Objective
Which lines of the records below contain the word "organization"? Return each of them in full.

-=-=-=-=-

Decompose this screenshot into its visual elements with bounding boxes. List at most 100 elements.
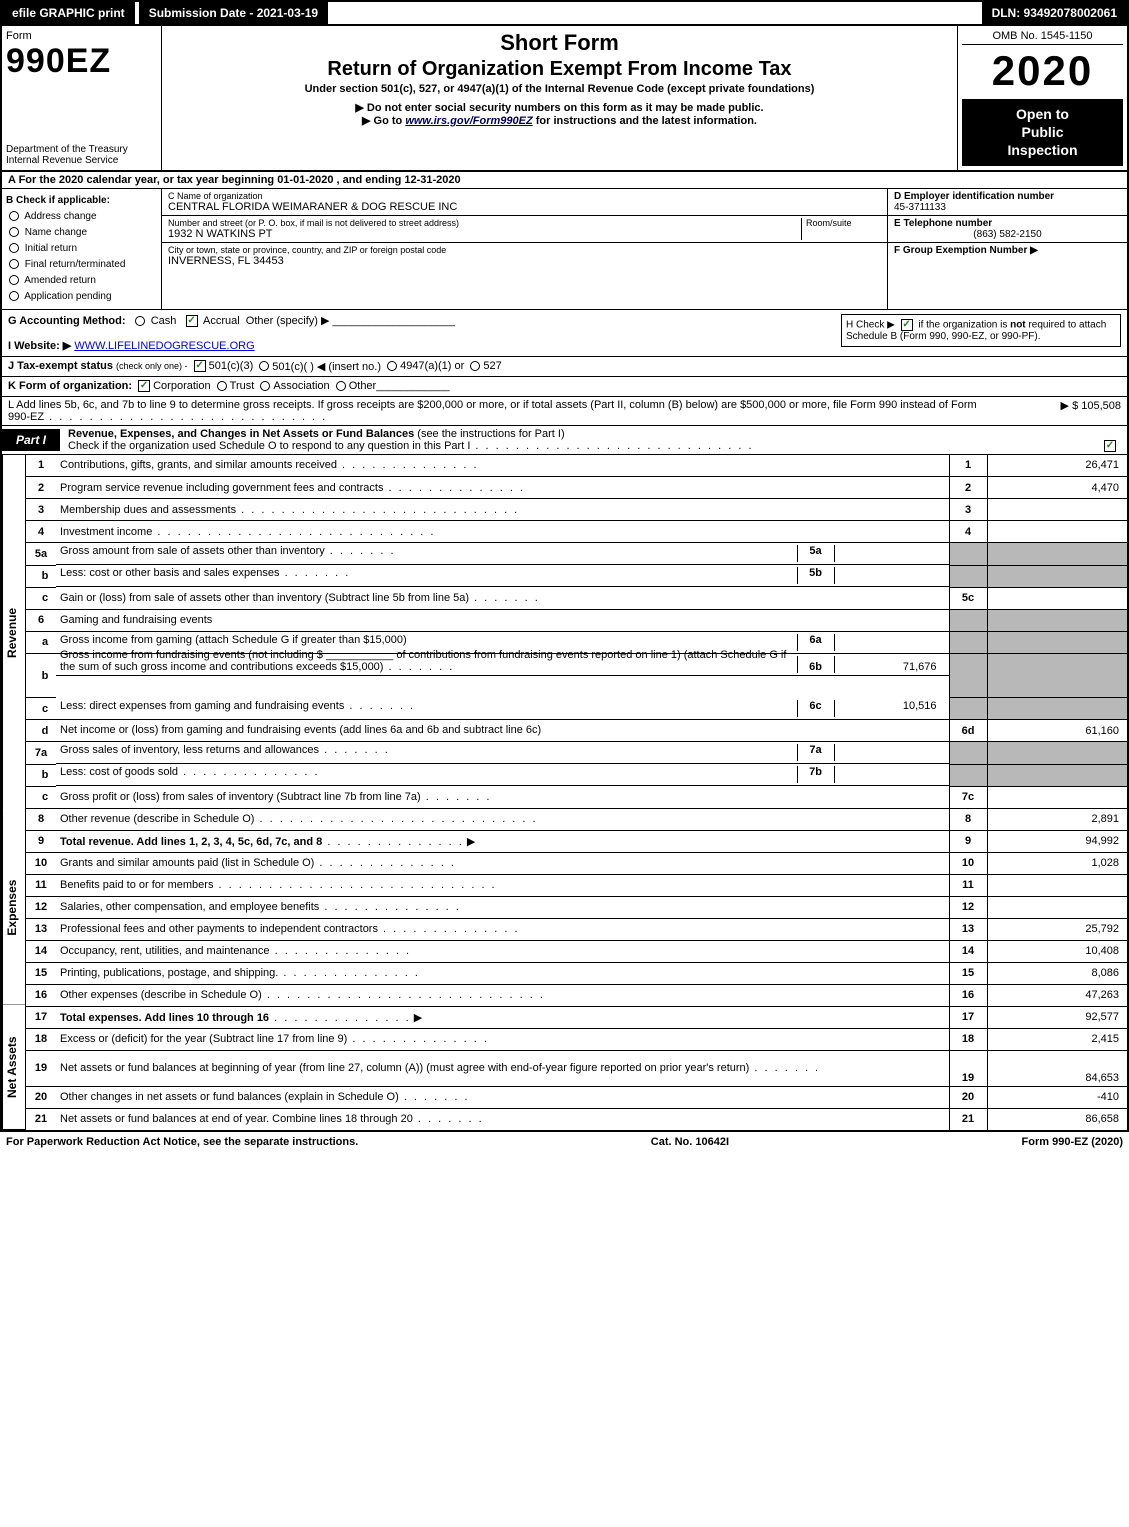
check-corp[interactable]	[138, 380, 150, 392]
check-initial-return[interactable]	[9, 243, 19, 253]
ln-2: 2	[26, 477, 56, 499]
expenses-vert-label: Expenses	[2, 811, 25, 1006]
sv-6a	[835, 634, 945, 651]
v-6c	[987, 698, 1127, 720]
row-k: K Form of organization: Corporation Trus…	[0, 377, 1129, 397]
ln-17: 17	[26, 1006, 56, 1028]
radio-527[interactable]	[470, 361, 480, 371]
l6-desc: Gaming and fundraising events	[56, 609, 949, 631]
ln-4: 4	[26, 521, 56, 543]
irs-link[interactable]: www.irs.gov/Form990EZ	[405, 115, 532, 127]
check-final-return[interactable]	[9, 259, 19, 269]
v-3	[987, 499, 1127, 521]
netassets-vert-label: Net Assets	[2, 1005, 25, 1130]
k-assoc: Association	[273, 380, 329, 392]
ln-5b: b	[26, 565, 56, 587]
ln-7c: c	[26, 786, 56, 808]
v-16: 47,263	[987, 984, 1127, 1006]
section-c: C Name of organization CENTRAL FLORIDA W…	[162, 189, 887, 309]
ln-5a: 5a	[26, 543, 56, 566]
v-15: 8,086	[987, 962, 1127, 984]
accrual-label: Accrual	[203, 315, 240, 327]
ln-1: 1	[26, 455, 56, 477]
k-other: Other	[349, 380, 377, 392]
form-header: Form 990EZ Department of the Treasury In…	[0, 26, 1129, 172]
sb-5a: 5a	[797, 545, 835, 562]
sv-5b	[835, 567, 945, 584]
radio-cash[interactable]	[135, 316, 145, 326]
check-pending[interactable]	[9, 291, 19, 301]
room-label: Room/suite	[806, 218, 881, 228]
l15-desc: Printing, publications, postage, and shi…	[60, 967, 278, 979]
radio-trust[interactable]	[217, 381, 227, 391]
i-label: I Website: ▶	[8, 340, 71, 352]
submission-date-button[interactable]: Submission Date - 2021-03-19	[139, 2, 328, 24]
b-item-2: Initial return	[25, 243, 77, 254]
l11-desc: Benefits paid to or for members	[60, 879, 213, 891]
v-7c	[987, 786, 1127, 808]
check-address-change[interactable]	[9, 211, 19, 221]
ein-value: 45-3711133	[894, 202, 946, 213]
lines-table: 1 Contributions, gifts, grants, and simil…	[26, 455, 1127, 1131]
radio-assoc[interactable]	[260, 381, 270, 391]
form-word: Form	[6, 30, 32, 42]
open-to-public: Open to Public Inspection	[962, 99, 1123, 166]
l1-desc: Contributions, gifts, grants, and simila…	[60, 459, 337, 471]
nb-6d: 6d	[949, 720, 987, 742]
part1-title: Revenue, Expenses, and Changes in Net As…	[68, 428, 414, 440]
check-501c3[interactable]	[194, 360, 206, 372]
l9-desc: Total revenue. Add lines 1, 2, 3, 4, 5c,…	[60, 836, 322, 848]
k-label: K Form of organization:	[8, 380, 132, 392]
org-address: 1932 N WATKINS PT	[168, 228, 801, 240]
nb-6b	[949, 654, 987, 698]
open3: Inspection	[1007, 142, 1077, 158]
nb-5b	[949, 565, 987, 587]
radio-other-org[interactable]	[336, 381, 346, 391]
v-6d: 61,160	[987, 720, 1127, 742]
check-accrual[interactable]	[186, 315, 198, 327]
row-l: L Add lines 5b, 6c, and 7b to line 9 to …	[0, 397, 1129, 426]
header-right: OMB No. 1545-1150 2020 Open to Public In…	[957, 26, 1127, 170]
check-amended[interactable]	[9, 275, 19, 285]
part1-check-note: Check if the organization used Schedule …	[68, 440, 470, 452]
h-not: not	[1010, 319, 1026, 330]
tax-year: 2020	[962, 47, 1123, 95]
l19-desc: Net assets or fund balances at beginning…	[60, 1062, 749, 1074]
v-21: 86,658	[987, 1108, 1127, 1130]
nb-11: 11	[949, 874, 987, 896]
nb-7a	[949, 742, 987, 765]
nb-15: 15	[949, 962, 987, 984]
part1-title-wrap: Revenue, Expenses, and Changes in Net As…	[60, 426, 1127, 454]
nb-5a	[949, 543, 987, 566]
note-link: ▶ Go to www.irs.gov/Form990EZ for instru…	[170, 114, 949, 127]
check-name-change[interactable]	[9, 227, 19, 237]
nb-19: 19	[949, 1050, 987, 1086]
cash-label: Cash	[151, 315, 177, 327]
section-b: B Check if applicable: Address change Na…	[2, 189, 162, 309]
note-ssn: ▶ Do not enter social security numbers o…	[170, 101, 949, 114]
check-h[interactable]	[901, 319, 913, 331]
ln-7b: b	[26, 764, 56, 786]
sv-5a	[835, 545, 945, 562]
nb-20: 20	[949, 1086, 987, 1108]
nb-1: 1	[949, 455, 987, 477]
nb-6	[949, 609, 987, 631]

-=-=-=-=-

Reply
row-k: K Form of organization: Corporation Trus…	[0, 377, 1129, 397]
section-c: C Name of organization CENTRAL FLORIDA W…	[162, 189, 887, 309]
k-label: K Form of organization:	[8, 380, 132, 392]
part1-check-note: Check if the organization used Schedule …	[68, 440, 470, 452]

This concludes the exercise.